Filter these entries so that only lines with the word "title" remain.

Items from a figure collection:
______
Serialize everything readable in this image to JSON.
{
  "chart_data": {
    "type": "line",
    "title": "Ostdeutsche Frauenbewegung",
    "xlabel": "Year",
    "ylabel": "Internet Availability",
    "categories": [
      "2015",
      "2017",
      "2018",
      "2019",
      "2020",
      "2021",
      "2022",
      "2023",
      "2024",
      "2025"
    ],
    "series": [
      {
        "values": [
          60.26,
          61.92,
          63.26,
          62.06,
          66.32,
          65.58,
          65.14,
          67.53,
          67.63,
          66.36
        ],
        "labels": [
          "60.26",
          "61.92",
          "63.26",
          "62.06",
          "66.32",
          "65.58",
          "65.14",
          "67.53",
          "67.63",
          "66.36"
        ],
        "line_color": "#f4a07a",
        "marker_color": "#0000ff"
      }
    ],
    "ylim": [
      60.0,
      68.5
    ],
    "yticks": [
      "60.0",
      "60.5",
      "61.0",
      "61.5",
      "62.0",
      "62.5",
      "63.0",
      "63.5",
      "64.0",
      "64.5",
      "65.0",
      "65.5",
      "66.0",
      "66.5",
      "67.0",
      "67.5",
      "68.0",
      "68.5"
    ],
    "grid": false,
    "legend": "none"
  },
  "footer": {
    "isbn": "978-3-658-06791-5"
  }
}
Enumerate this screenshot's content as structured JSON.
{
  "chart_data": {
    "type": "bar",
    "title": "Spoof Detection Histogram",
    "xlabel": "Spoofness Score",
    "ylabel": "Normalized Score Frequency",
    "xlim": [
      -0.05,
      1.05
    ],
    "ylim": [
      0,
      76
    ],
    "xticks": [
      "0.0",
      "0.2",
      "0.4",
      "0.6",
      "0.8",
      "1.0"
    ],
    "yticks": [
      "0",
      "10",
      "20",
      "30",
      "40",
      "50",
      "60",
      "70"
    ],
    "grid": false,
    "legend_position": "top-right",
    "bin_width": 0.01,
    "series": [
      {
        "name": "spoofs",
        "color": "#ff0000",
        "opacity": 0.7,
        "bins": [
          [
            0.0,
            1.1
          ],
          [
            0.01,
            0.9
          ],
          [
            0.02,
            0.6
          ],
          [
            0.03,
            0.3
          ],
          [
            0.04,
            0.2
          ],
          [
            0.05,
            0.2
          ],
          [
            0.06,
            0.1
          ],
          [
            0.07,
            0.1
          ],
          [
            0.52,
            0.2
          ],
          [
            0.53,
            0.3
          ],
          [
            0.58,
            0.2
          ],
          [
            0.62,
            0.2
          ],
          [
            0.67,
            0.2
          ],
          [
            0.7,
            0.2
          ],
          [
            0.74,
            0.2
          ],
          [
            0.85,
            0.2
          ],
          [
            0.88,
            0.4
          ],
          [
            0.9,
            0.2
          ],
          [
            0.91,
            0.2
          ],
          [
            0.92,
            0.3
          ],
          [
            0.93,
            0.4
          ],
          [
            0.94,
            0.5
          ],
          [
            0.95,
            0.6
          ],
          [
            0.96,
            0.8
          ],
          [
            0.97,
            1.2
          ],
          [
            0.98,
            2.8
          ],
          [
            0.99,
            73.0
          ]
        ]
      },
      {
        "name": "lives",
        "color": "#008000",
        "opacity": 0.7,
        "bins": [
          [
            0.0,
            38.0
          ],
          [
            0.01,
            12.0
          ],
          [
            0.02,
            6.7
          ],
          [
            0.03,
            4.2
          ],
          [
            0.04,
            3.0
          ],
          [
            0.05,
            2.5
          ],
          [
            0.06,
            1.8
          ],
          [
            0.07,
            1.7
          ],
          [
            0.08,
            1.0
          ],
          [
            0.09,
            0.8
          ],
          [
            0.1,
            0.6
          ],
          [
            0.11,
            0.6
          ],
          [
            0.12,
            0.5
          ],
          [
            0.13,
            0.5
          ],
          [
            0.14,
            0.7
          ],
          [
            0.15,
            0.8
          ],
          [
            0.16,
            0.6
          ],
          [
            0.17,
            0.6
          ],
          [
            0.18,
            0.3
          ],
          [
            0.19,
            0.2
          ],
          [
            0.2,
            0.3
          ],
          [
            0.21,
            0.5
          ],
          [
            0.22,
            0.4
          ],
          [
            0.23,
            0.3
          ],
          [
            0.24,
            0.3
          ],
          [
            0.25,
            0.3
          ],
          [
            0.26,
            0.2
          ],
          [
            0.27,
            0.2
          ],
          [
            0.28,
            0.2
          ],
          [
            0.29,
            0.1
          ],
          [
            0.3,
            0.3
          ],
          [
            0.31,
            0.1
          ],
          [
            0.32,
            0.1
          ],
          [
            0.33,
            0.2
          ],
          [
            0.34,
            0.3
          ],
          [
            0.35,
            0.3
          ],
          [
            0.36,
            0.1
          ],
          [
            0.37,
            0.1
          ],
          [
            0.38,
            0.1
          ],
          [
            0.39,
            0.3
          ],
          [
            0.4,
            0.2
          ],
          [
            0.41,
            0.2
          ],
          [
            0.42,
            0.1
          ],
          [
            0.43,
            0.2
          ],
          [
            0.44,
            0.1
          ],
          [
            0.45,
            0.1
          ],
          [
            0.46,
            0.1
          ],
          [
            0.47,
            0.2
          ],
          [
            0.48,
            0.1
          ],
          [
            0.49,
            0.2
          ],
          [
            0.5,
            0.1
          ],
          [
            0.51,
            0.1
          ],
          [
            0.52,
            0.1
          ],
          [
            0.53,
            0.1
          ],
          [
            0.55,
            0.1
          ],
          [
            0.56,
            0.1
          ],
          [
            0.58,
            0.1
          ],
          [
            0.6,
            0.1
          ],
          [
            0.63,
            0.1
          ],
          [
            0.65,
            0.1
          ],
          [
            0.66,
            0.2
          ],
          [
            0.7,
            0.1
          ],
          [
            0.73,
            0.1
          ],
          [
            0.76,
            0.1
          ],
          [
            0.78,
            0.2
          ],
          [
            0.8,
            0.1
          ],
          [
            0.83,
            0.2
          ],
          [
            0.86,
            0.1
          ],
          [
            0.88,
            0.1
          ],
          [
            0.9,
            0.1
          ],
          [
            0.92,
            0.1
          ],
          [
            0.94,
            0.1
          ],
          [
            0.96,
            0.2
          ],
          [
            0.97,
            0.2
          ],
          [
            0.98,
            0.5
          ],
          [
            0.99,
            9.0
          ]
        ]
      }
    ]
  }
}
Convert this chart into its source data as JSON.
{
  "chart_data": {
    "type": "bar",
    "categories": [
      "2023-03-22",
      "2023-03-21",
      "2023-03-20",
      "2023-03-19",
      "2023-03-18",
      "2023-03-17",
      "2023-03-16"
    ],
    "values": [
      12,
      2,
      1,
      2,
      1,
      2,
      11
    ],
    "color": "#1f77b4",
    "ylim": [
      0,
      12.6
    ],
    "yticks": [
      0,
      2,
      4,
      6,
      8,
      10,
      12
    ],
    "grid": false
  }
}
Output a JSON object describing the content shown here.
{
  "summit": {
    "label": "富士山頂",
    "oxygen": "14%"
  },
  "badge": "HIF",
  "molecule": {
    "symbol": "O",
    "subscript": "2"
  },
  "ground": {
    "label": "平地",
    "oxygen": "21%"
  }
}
______
▶ **RESPONSE TO THE EXERCISE**:
    "title": "Ostdeutsche Frauenbewegung",
    "title": "Spoof Detection Histogram",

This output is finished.